--- Begin Page ---

There’s one other thing we want to consider, and that’s how we split the responsibility for events. Baseball’s scorekeeping system revolves around the concept of double-entry bookkeeping— every hit for the offense is also a hit allowed by the defense. Every run scored is a run allowed. Every win for one team is a loss for some other. This is intrinsic to how the sport is constructed. Others, like our own Russell Carleton, have attempted to build models that don’t follow from this premise. It’s interesting work, and it has its uses. But in terms of a system that attempts to explain wins and losses—a batter strikeout doesn’t explain more of his team’s performance than a pitcher strikeout of his team, even if we think that batters have more “skill” in striking out or not than pitchers do in getting them to do such. We leave such questions of skill to another place and time (again, recognizing that to pose some questions means not posing others).

A perfect model, with our objectives in mind, would reconcile flawlessly between what it says on offense and what it says on defense for any given event. We lack a perfect system. But at the very least, we have a goal to bear in mind. Falling short of that goal is unfortunate, but having a goal at all will help point us in the right direction.

So what are we trying to achieve with this WARP revamp? We have a few goals in mind. First, we want to spend some special attention on the concept of replacement level. It’s an important and widely-used concept in player evaluation. But it seems to be one of the hardest concepts to sell to those who aren’t fully on board with the sabermetric movement. And even among the casual adherents to sabermetrics, it seems to be one of the more misunderstood and debated topics. We want to look at what replacement level does, why it’s important, how it affects our metrics and how it changes over time.

The next thing we want to focus on is the interaction between pitchers and defense. It’s probably the greatest area of controversy between various methods of player evaluation. It’s also the area where our metrics seem to come up with the largest number of counterintuitive conclusions. We want to look at this with a fresh eye and see what comes out of it. We’ll be examining DIPS from a new perspective and seeing how well it holds up. And of course, we’ll look at how to measure fielding.

Lastly, and perhaps most importantly, we’ll be looking at how we assess our work. Sabermetrics is in many senses a scientific endeavor. But there are a lot of pieces to a total value metric, and not all of them have received the same amount of scrutiny. It is not enough for us to propose ways to measure something; we also need to propose ways to measure how well we’ve measured it.

One commonly proposed test of how well a total value system does its work is looking at how well it predicts team results. This is dangerous ground for sabermetricians to stand on; it turns out that old-school stats like RBIs and pitcher wins do a much better job of that than any total-value stat proposed. The entire point of this exercise is that we are willing to sacrifice the best possible accounting of team wins in order to do better at expressing an individual player’s contributions, isolated as best we can from those of his teammate. Using reconciliation to team results causes us to lose sight of that goal and provides very little insight into the quality of our work.

--- End Page ---
--- Begin Information supplied ---

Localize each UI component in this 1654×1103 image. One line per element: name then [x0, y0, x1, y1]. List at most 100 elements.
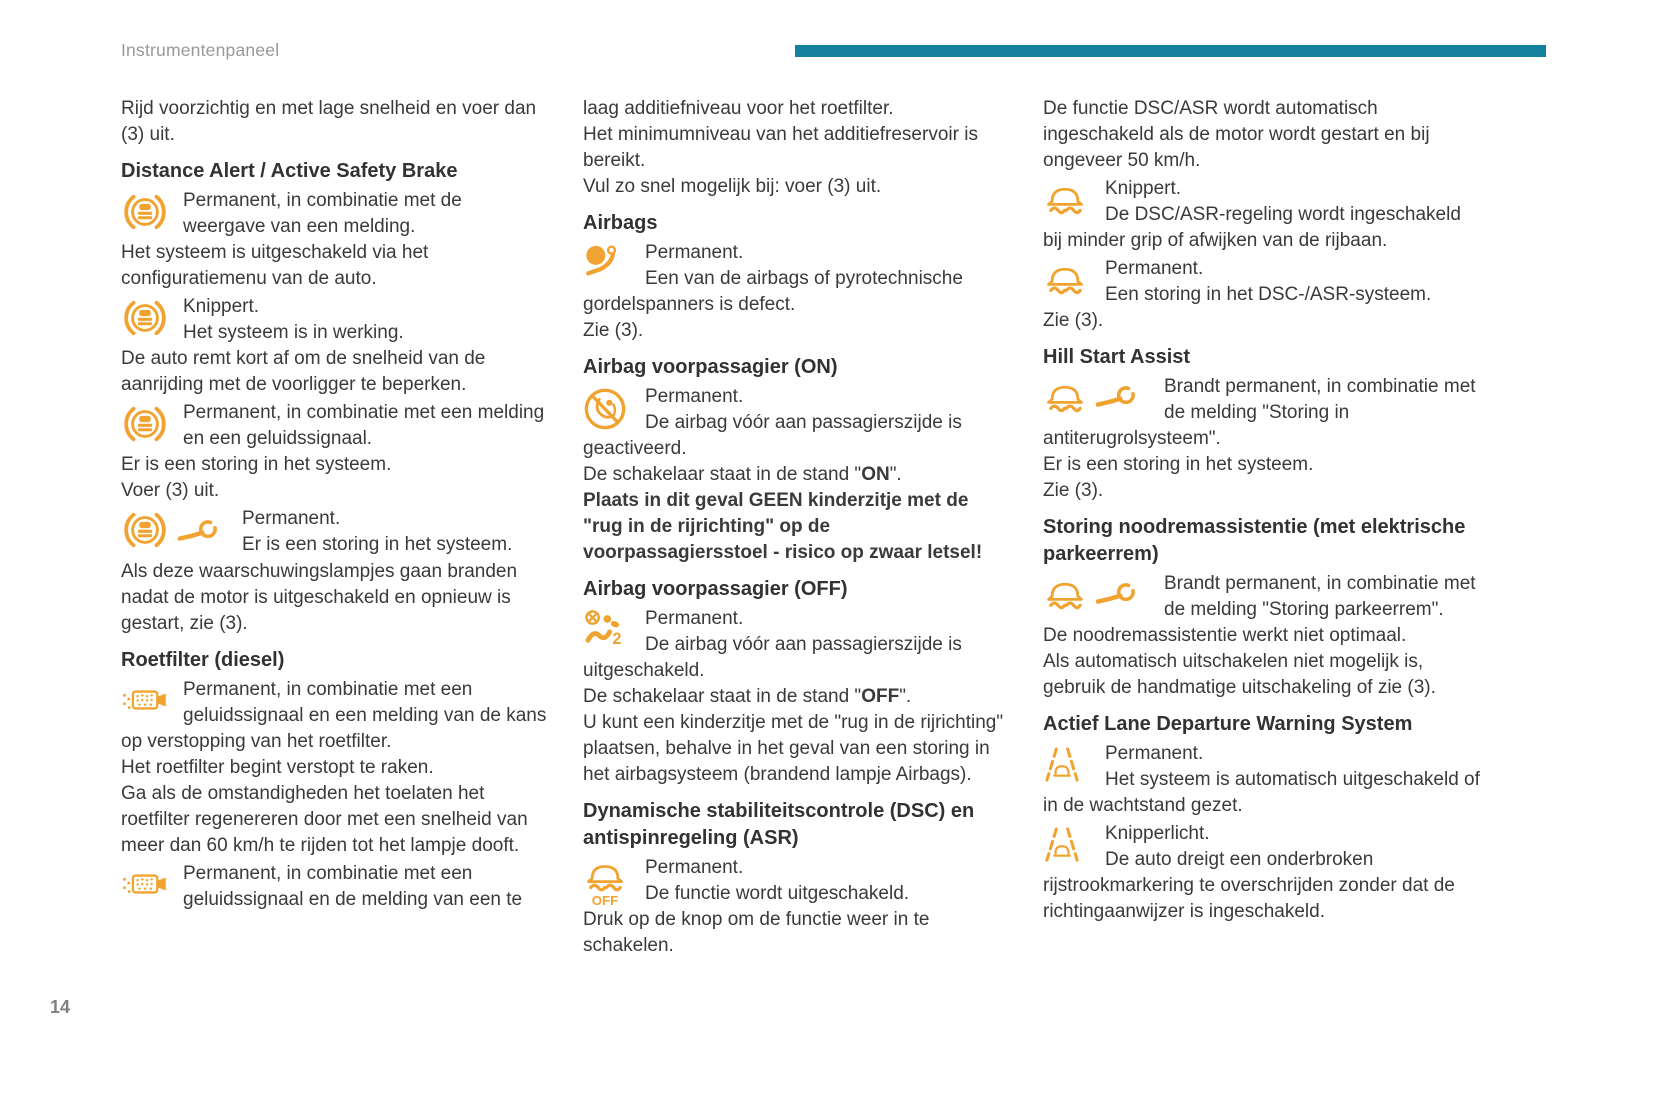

--- End Information supplied ---
--- Begin Information supplied ---

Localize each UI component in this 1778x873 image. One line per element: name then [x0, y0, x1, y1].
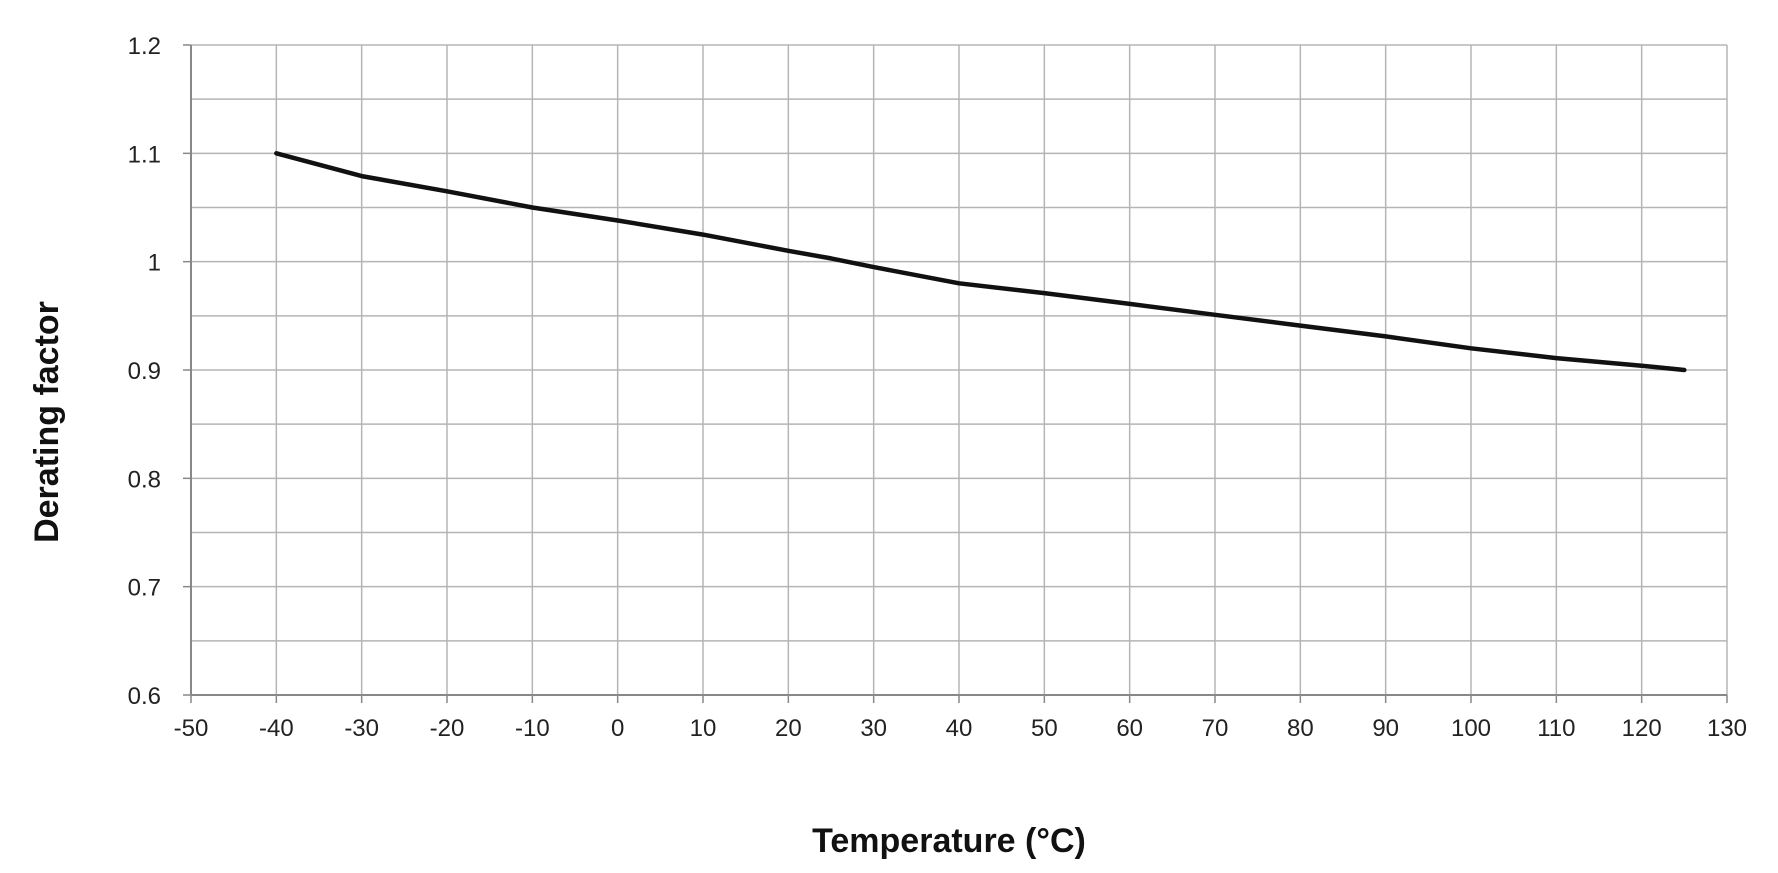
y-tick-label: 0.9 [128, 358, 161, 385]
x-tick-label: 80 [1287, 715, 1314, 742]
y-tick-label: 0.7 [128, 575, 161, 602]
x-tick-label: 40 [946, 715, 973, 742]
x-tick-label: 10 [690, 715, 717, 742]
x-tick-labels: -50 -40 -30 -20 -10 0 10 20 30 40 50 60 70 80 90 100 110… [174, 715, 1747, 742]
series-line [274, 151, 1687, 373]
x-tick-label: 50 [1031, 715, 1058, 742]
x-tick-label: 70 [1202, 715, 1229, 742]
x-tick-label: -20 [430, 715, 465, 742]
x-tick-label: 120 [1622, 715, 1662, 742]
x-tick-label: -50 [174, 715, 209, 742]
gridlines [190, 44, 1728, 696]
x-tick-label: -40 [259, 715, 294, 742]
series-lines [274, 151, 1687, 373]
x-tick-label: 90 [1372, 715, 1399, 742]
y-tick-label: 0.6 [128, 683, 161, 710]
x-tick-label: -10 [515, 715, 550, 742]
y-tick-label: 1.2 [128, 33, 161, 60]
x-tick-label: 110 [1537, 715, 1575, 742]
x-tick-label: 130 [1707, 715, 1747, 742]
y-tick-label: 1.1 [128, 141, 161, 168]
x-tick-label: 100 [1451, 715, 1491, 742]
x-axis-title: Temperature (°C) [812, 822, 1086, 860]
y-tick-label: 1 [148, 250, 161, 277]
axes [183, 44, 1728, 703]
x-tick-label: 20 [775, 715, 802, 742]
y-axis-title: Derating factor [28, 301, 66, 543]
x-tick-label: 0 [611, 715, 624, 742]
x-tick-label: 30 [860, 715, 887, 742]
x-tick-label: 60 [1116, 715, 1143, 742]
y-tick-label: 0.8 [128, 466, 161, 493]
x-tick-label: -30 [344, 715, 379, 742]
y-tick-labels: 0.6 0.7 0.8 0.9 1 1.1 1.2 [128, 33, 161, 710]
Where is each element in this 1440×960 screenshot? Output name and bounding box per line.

--- End Information supplied ---

### Required tasks
(a) According to the WARP text, which old-school stats predict team results better than any proposed total-value stat?
(b) Please quote the WARP text from "The next thing" to "to measure fielding.".

### In response
(a) RBIs and pitcher wins.

(b)
The next thing we want to focus on is the interaction between pitchers and defense. It’s probably the greatest area of controversy between various methods of player evaluation. It’s also the area where our metrics seem to come up with the largest number of counterintuitive conclusions. We want to look at this with a fresh eye and see what comes out of it. We’ll be examining DIPS from a new perspective and seeing how well it holds up. And of course, we’ll look at how to measure fielding.